Instructions to follow:
Every line below that contains "JSON" is to be copied.

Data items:
begin

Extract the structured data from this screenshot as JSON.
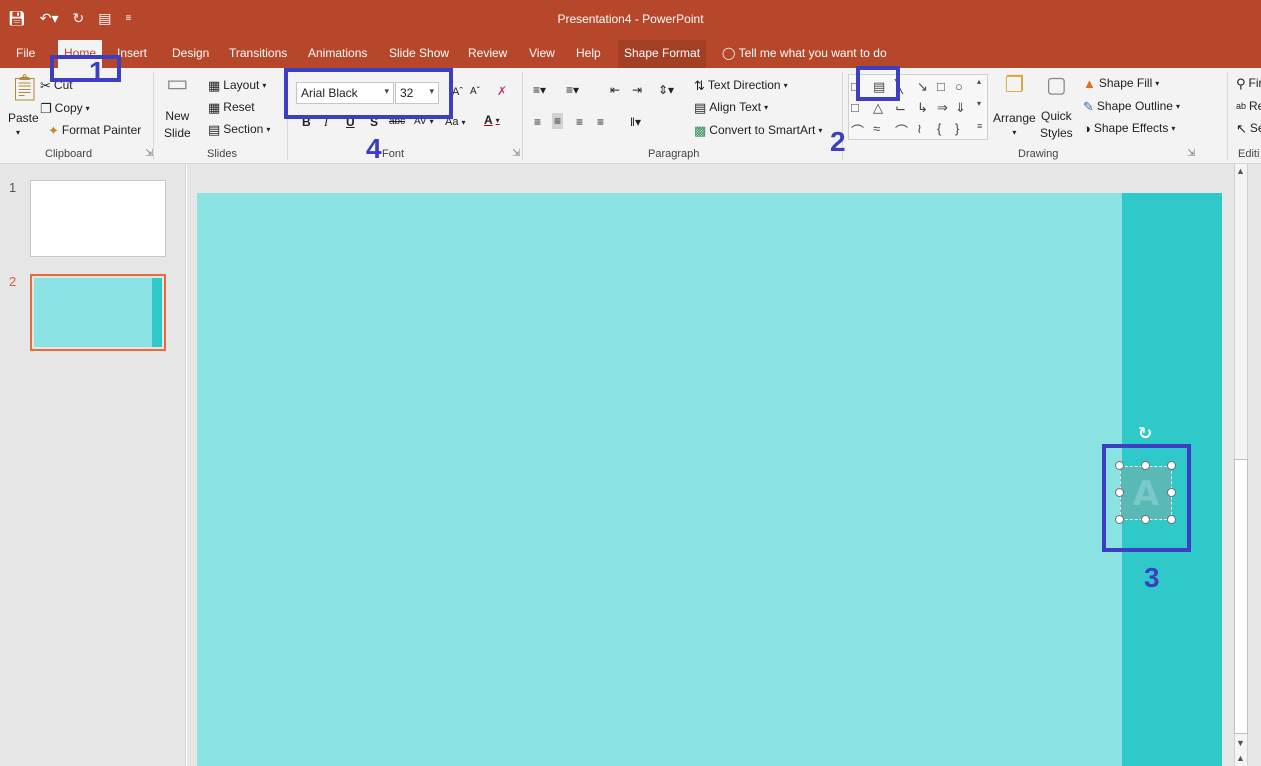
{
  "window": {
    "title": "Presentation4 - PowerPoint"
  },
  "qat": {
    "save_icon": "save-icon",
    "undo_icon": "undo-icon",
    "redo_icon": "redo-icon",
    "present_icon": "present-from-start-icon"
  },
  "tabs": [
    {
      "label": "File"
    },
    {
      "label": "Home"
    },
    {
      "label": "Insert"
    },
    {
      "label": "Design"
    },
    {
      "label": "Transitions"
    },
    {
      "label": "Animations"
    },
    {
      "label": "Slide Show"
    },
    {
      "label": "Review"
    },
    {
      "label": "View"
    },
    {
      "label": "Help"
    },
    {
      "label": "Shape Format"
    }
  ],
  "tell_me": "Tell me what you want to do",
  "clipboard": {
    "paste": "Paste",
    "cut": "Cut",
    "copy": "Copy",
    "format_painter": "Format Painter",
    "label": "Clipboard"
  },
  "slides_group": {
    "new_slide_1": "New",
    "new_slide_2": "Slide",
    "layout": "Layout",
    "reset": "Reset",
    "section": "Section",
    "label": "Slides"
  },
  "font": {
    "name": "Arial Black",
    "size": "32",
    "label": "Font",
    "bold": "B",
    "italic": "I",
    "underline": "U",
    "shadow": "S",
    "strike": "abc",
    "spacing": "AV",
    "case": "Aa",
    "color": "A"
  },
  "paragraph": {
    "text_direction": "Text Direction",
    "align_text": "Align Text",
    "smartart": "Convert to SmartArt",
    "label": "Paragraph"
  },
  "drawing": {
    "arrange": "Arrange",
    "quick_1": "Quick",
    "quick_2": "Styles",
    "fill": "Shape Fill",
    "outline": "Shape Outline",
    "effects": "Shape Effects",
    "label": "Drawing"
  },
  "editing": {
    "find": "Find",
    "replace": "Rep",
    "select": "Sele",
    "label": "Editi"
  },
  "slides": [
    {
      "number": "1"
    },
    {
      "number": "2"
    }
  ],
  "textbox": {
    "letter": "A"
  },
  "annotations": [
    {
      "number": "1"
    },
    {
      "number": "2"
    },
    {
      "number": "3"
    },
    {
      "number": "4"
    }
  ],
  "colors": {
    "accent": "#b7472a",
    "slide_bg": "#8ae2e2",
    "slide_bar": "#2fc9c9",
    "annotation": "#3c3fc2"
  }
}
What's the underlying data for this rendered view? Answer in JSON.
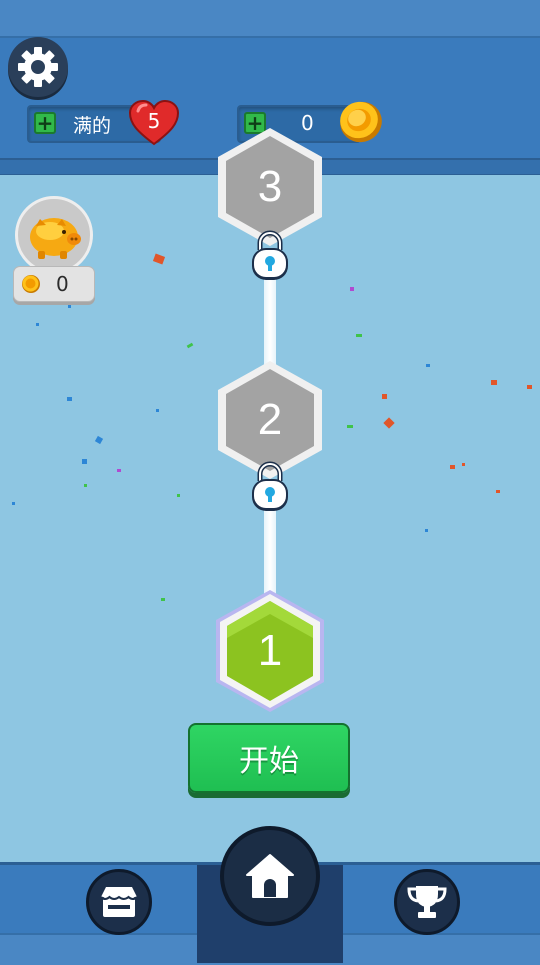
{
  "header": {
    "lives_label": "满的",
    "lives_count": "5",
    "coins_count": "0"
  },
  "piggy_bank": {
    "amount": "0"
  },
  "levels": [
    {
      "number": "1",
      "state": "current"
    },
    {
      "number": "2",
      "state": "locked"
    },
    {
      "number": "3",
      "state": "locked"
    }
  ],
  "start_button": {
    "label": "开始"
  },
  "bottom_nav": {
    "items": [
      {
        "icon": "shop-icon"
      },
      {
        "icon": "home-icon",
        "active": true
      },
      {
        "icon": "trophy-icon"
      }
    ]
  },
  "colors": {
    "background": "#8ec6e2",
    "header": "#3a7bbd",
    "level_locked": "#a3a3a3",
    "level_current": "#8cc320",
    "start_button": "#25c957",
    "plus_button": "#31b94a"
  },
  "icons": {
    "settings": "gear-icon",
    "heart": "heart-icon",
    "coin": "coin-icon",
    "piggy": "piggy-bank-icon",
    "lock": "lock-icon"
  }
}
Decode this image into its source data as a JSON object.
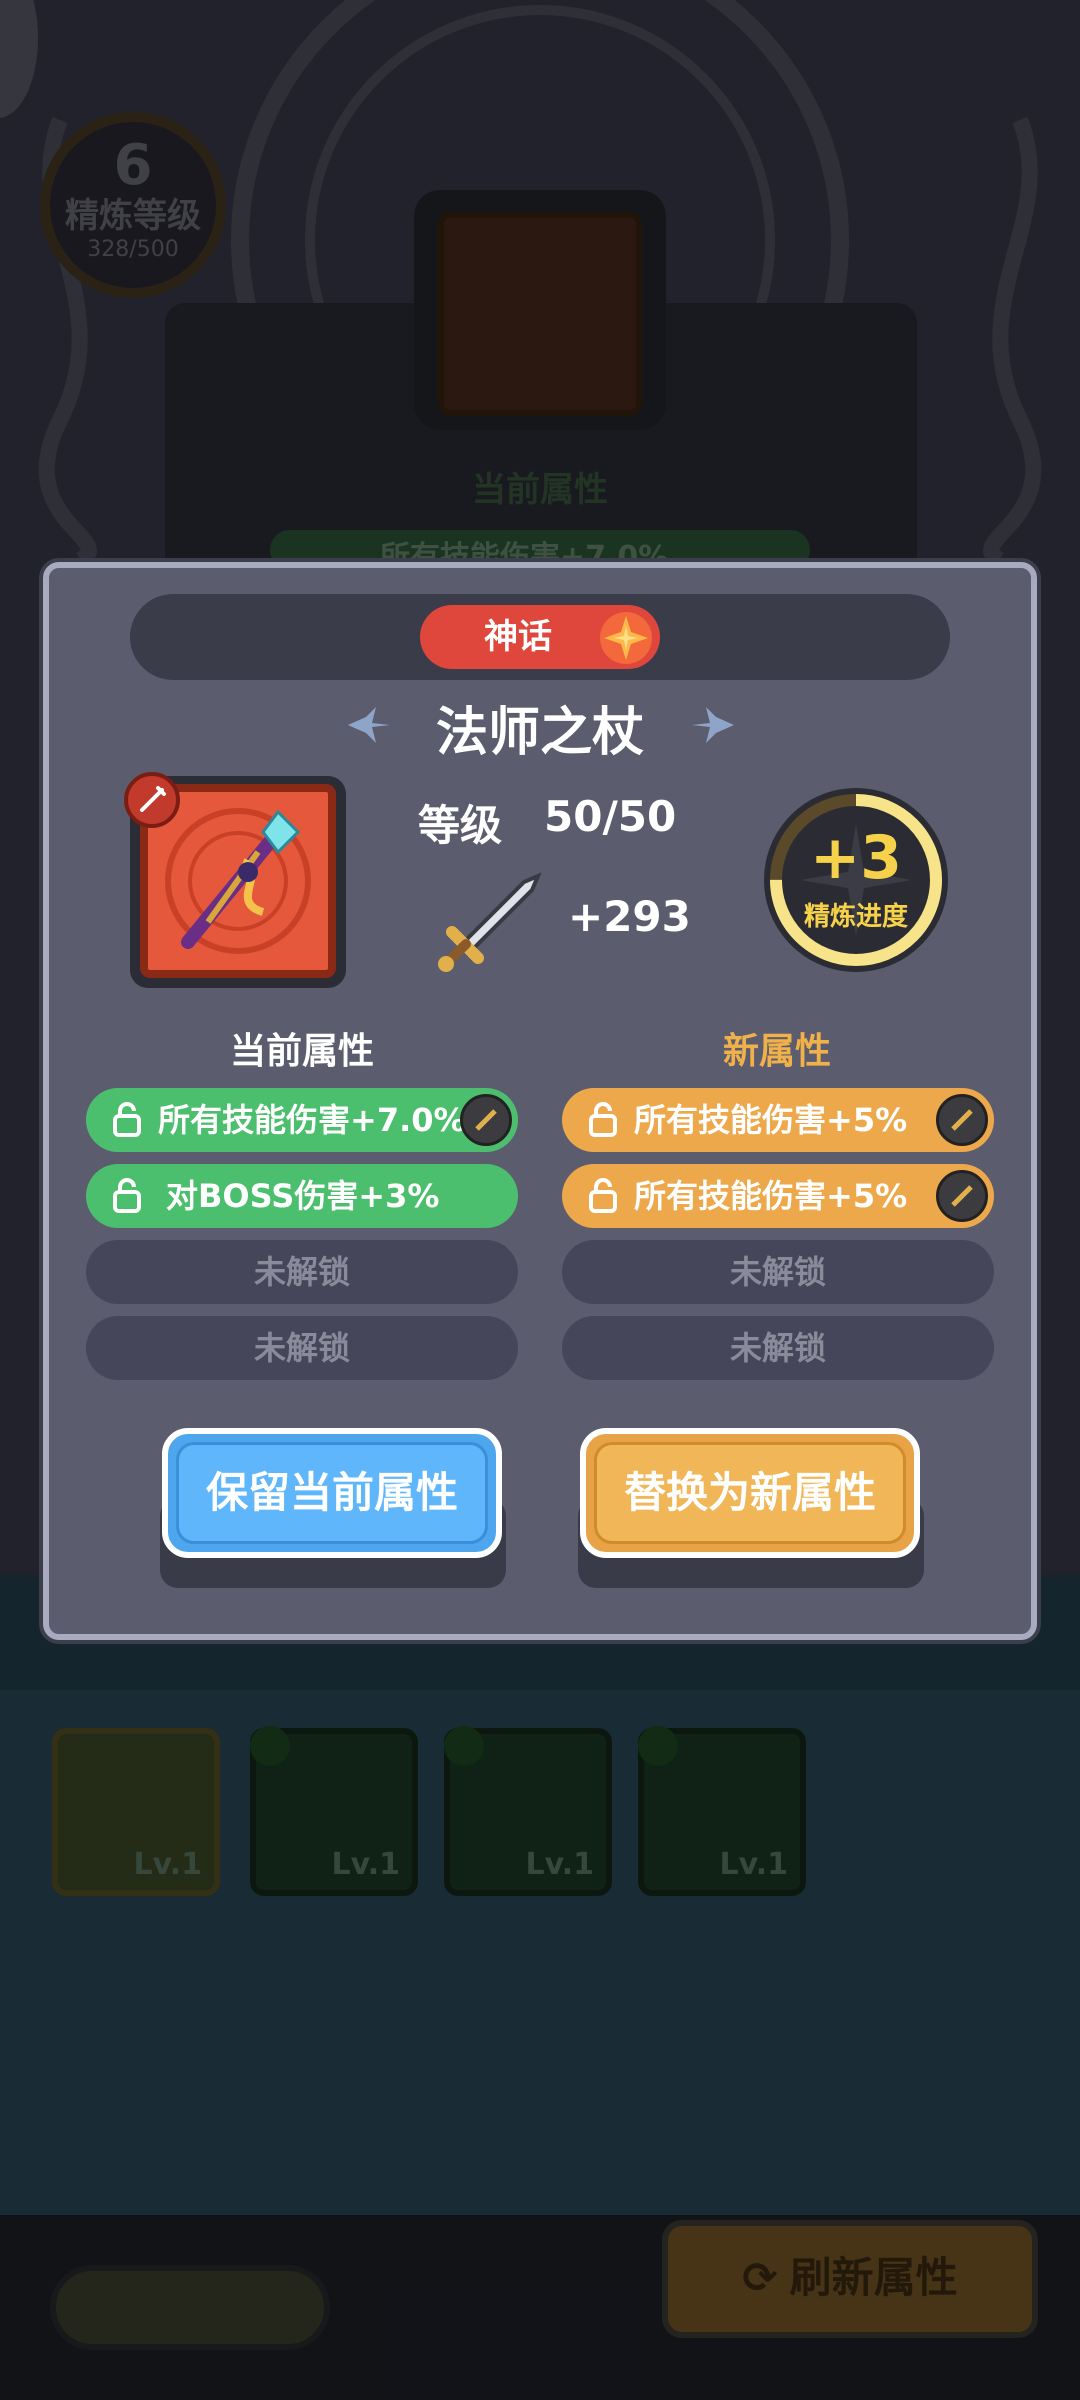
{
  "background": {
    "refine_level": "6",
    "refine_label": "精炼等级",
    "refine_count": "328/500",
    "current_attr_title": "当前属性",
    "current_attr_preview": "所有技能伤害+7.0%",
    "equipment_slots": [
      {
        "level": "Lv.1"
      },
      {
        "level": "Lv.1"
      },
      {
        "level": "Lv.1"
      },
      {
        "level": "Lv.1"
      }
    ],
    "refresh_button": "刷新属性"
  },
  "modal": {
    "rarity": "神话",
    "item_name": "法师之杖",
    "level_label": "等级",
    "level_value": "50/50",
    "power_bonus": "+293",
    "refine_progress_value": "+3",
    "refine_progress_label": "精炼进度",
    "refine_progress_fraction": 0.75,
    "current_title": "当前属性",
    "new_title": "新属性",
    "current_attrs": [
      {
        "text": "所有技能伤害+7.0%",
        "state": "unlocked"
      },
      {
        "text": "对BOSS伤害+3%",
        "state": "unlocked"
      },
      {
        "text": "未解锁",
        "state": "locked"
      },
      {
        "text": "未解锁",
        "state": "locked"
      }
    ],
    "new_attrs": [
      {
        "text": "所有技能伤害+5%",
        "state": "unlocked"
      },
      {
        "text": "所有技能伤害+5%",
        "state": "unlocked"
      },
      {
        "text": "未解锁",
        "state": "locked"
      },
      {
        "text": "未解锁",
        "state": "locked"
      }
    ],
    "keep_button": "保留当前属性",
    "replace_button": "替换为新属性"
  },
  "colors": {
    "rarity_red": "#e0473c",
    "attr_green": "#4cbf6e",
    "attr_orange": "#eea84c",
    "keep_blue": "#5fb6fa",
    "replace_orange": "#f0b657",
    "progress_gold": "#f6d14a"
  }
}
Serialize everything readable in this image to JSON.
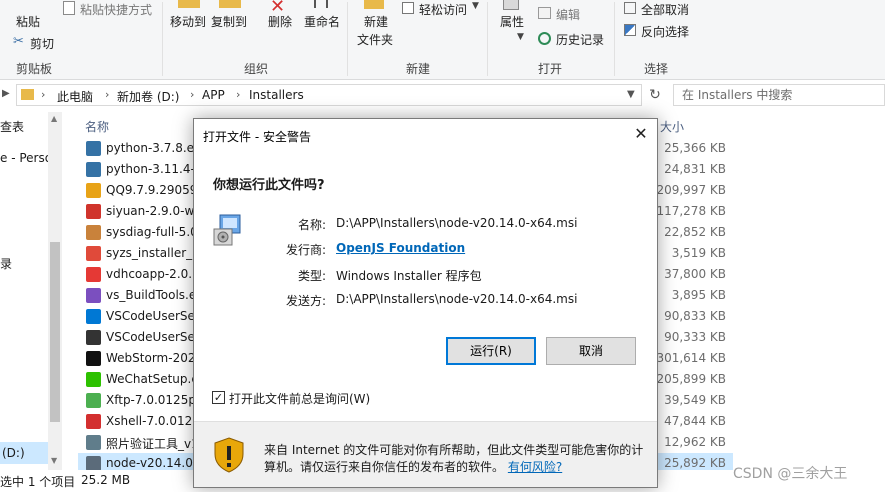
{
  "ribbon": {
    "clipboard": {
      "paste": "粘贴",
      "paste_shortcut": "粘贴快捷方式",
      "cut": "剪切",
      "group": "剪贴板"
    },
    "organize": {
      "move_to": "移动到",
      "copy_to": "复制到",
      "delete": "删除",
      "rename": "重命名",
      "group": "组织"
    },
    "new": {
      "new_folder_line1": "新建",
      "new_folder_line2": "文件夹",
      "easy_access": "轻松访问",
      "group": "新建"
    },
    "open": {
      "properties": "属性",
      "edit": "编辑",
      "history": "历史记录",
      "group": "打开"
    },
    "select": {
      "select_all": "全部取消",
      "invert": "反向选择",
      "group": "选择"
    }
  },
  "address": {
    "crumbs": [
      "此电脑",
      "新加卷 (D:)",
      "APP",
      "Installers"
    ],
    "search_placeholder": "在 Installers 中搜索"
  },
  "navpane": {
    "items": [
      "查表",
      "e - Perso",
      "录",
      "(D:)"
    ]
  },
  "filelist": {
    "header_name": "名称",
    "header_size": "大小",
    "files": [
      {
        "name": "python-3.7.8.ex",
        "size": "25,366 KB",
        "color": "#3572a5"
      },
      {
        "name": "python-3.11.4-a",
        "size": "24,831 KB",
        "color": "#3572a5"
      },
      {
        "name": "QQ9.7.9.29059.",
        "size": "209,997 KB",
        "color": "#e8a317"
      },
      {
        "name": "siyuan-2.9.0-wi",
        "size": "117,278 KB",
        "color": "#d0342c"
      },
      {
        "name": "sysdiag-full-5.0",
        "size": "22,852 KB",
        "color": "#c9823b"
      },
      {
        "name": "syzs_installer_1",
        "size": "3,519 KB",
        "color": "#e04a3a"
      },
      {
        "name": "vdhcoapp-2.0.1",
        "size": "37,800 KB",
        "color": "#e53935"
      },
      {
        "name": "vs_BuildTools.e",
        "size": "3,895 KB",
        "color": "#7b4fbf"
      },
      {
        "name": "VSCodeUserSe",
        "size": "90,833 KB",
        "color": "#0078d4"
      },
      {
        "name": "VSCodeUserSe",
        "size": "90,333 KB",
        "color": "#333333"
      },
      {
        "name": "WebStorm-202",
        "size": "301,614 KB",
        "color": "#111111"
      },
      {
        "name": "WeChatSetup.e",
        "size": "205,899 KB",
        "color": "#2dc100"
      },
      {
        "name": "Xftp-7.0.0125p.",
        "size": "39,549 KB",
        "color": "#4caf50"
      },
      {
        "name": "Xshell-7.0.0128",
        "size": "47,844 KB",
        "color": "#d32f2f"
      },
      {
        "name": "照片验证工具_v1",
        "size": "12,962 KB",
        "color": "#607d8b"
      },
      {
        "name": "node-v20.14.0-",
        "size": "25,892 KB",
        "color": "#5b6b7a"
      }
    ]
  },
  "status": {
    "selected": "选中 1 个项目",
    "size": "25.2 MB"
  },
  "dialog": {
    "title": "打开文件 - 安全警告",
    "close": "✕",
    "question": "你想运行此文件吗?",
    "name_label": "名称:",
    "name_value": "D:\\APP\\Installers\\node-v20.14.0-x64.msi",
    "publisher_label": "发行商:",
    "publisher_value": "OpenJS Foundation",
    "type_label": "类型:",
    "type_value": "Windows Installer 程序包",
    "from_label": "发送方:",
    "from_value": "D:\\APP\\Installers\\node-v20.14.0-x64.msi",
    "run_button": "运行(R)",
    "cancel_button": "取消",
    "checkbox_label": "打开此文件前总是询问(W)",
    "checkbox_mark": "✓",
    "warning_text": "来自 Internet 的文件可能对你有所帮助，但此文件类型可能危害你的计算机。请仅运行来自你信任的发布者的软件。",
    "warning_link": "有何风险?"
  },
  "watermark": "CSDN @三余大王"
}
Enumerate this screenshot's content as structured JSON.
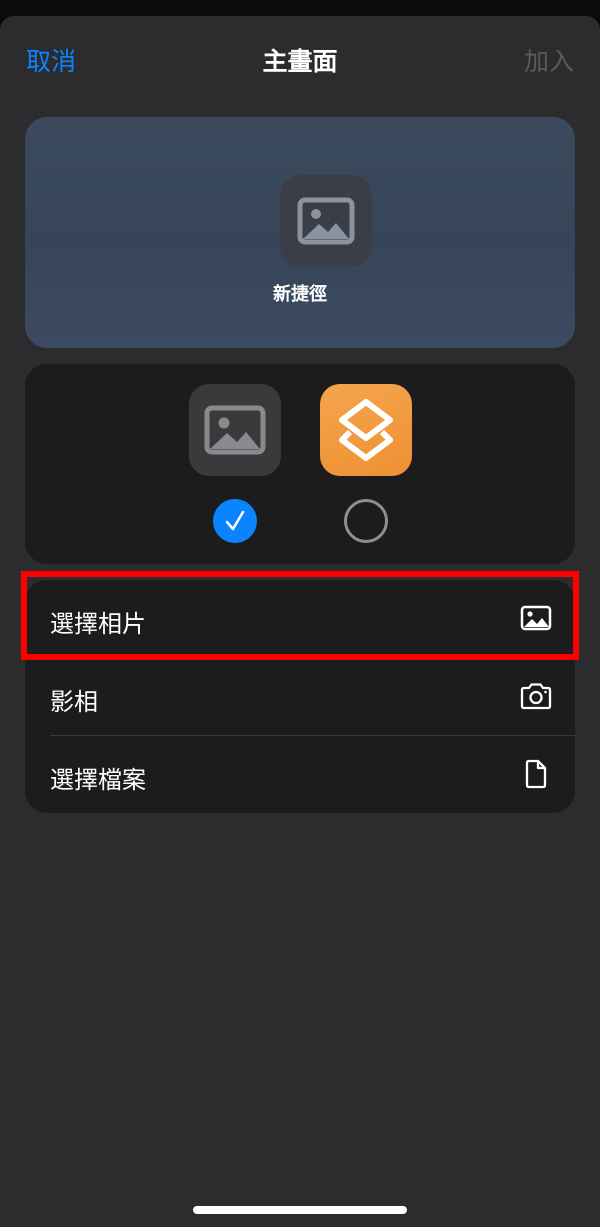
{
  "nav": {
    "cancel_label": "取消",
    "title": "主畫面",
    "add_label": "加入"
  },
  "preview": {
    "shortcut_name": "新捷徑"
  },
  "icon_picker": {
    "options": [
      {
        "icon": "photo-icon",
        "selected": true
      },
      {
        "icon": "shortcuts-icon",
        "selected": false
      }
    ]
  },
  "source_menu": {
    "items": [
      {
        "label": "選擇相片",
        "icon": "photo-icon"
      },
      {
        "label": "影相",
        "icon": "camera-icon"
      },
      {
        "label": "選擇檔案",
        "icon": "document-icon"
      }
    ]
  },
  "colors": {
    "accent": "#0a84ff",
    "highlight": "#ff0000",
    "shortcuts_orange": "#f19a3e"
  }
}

end

Answer below:
Extract the structured data from this screenshot as JSON.
What's the underlying data for this rendered view? Answer in JSON.
Decode this image into its source data as a JSON object.
Serialize everything readable in this image to JSON.
Enumerate this screenshot's content as structured JSON.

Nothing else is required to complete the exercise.